## [Task]
Whenever a line below holds the word "category", copy that line.

[Extracted records]
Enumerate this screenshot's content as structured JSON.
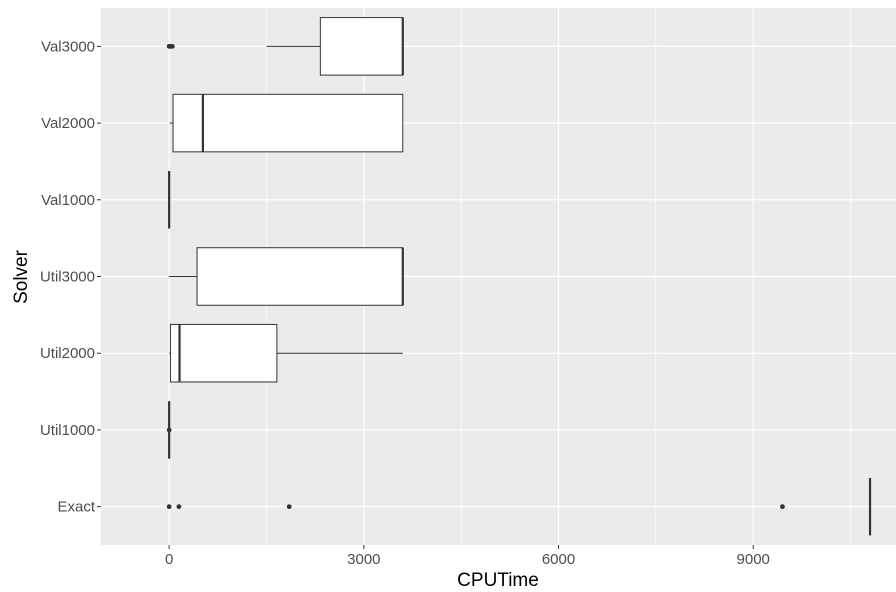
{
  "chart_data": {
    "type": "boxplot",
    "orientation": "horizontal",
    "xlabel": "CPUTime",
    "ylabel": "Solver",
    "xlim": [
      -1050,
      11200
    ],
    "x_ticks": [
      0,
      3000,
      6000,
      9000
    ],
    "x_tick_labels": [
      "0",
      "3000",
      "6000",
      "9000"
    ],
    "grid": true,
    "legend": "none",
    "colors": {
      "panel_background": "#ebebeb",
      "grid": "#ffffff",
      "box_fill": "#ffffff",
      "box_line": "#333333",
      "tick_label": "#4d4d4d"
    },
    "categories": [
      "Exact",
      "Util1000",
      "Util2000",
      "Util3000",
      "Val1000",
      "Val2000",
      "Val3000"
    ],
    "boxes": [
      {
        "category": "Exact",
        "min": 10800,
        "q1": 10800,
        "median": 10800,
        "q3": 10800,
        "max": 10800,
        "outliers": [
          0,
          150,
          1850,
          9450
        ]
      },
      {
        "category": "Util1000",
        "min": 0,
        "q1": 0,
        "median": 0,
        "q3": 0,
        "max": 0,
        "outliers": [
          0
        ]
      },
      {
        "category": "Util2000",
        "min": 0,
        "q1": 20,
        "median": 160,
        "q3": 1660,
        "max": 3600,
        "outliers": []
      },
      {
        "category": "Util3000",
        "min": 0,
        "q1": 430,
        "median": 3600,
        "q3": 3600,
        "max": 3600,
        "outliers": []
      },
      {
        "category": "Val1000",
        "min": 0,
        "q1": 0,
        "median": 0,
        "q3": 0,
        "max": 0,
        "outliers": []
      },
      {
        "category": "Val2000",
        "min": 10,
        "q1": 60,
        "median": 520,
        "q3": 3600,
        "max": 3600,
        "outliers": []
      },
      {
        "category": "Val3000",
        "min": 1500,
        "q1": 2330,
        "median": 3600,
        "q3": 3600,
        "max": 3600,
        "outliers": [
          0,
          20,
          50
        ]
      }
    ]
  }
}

---

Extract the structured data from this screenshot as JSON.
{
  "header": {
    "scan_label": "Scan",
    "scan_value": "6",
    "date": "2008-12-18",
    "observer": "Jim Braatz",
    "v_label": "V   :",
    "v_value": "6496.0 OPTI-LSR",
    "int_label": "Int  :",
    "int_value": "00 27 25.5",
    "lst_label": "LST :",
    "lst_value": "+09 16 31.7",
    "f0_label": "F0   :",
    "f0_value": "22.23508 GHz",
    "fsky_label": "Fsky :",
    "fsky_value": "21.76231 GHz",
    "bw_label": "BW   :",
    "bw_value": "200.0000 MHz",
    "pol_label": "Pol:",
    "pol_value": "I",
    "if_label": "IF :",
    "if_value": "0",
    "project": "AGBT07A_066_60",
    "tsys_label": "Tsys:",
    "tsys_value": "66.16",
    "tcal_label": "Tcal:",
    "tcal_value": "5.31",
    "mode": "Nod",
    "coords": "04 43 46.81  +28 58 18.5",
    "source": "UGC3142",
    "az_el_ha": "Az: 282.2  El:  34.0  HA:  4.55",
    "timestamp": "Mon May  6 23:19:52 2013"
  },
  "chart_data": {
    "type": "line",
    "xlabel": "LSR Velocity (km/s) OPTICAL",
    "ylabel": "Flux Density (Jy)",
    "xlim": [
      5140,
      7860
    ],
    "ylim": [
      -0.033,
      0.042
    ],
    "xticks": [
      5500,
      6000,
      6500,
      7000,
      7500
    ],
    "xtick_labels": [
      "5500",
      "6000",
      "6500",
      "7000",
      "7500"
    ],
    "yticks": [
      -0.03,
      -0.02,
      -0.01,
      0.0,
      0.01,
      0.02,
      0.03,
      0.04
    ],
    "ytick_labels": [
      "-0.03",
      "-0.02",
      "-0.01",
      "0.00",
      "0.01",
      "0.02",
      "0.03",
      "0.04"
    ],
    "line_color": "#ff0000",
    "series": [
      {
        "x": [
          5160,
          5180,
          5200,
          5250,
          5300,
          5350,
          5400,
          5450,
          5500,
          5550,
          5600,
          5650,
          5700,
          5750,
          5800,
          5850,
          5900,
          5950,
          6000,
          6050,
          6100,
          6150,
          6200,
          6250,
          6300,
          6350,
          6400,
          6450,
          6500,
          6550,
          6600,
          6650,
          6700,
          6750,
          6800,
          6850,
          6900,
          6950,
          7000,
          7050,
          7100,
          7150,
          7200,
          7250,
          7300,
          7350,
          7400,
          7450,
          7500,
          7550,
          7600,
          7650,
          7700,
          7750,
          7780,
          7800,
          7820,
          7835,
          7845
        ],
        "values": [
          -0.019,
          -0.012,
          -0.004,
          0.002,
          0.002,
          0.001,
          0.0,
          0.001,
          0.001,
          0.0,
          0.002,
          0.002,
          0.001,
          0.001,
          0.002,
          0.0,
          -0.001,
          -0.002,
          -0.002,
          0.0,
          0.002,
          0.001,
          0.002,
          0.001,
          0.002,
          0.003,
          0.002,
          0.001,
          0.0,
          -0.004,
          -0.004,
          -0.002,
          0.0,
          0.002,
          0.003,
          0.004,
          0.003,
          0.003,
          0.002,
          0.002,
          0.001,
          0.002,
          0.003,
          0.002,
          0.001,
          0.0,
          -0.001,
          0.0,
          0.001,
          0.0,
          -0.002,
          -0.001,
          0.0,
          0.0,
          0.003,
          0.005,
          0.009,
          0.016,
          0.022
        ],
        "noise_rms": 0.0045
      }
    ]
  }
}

## [Output of the exercise]
        "category": "Exact",
        "category": "Util1000",
        "category": "Util2000",
        "category": "Util3000",
        "category": "Val1000",
        "category": "Val2000",
        "category": "Val3000",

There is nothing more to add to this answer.